◆ TASK DESCRIPTION
Reply with one number only, the count of lines holding the string "JSON".
>> Begin DATASET
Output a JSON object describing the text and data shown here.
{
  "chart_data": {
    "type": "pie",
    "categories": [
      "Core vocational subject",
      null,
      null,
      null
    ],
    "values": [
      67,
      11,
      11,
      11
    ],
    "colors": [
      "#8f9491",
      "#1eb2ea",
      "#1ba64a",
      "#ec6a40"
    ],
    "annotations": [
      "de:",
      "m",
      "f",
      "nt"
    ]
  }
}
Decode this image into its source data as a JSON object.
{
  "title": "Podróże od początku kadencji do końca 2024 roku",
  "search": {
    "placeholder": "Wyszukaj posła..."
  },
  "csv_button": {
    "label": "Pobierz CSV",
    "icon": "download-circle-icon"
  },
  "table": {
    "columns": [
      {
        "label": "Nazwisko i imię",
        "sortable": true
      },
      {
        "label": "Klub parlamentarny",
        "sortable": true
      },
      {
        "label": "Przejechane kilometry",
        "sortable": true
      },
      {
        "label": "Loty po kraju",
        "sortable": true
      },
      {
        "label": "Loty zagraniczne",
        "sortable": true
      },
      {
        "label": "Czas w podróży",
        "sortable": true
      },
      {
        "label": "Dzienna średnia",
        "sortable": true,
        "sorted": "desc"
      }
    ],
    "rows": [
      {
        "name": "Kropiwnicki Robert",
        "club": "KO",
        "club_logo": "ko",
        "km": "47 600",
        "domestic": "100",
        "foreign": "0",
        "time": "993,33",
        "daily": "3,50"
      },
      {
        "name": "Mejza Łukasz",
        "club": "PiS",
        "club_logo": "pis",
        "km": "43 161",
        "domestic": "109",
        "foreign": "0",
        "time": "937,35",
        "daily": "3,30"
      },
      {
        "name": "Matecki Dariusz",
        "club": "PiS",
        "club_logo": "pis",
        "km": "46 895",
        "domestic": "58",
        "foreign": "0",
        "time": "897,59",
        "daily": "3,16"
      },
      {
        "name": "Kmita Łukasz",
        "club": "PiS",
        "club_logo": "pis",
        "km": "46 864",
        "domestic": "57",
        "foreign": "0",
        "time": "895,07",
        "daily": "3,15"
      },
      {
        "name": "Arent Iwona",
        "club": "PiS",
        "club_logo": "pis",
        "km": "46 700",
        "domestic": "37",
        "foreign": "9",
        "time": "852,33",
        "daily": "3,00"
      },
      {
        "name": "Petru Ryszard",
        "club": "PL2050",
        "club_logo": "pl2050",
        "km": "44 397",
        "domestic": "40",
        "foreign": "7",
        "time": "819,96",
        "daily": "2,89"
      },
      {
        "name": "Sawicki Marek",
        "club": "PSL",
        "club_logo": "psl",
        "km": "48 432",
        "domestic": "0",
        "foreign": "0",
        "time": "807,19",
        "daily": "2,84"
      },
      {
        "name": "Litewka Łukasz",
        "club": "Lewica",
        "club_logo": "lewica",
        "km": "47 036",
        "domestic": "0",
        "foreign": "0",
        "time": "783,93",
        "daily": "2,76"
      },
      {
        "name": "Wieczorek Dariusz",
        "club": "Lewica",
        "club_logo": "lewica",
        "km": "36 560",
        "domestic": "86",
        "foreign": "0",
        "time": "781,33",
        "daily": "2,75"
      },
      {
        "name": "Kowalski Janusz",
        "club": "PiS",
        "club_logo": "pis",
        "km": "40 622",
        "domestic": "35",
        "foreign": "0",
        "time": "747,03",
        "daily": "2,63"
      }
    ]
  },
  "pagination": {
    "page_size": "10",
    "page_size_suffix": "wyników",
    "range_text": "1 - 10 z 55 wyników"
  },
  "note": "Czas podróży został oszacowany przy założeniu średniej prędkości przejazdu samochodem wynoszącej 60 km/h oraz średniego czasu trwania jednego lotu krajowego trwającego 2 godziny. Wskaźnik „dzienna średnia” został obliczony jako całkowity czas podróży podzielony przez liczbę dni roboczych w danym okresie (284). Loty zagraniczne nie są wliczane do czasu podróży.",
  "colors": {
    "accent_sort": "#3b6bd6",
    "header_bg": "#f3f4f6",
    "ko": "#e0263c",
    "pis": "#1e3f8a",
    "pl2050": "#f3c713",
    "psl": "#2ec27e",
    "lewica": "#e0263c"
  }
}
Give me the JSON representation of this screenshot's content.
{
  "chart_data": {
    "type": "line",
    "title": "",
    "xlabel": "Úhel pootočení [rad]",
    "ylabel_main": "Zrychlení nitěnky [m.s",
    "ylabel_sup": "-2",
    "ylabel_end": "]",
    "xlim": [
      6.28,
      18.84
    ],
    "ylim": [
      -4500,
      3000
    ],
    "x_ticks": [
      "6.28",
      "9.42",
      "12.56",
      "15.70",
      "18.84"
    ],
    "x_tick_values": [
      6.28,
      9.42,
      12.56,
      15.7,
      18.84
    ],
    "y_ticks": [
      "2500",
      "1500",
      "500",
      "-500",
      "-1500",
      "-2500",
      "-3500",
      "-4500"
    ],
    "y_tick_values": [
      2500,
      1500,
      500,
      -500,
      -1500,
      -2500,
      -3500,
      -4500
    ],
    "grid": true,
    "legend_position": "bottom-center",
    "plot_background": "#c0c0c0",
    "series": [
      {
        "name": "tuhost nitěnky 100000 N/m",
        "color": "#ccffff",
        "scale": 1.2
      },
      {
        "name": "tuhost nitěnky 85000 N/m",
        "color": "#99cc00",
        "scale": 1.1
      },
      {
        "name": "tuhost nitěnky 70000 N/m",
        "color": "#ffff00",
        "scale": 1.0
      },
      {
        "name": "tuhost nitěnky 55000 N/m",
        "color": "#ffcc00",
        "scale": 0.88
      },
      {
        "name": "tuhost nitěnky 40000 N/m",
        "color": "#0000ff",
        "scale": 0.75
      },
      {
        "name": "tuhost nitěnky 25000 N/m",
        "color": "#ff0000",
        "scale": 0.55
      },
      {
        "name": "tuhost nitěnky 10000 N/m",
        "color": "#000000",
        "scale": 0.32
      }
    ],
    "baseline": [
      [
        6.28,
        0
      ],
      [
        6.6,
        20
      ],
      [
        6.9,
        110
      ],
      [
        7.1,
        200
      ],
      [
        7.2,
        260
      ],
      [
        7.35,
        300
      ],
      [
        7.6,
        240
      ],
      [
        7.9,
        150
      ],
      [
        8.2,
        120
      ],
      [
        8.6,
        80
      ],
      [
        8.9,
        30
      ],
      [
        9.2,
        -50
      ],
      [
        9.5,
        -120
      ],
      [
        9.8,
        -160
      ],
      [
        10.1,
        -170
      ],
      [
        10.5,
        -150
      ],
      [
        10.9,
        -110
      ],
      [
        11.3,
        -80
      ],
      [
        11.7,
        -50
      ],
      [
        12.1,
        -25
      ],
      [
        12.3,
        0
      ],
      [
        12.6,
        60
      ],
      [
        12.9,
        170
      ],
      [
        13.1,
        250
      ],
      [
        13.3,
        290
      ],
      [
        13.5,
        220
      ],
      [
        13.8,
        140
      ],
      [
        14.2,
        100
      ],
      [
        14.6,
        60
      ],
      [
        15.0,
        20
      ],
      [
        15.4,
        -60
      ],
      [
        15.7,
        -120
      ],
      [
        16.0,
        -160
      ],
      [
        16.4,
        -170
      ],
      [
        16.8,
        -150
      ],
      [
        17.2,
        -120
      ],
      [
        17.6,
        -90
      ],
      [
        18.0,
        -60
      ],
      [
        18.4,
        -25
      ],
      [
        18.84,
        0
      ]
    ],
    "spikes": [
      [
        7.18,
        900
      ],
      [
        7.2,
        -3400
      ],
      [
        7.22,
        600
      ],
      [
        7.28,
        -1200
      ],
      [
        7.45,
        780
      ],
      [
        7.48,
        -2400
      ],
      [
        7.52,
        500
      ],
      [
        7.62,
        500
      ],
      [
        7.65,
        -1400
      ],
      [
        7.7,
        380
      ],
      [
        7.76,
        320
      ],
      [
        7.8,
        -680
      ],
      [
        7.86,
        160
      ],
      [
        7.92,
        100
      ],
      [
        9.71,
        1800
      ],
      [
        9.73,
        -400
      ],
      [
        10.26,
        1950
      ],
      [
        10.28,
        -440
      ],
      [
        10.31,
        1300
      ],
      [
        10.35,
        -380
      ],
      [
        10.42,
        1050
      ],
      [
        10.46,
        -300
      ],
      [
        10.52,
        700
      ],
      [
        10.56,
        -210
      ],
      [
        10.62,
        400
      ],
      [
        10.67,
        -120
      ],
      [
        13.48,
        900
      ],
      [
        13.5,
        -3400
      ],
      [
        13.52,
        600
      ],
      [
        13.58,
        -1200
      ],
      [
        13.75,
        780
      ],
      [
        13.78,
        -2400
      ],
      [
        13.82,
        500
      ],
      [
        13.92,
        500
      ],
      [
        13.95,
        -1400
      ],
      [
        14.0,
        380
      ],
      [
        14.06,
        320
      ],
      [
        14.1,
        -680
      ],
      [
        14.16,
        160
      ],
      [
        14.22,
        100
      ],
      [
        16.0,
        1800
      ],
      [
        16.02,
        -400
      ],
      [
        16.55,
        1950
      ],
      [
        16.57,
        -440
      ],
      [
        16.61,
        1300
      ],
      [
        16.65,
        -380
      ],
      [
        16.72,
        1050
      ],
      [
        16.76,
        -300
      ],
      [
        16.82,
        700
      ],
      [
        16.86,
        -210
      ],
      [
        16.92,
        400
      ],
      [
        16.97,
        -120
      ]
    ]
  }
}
>> End DATASET
◆ EXPECTED ANSWER
3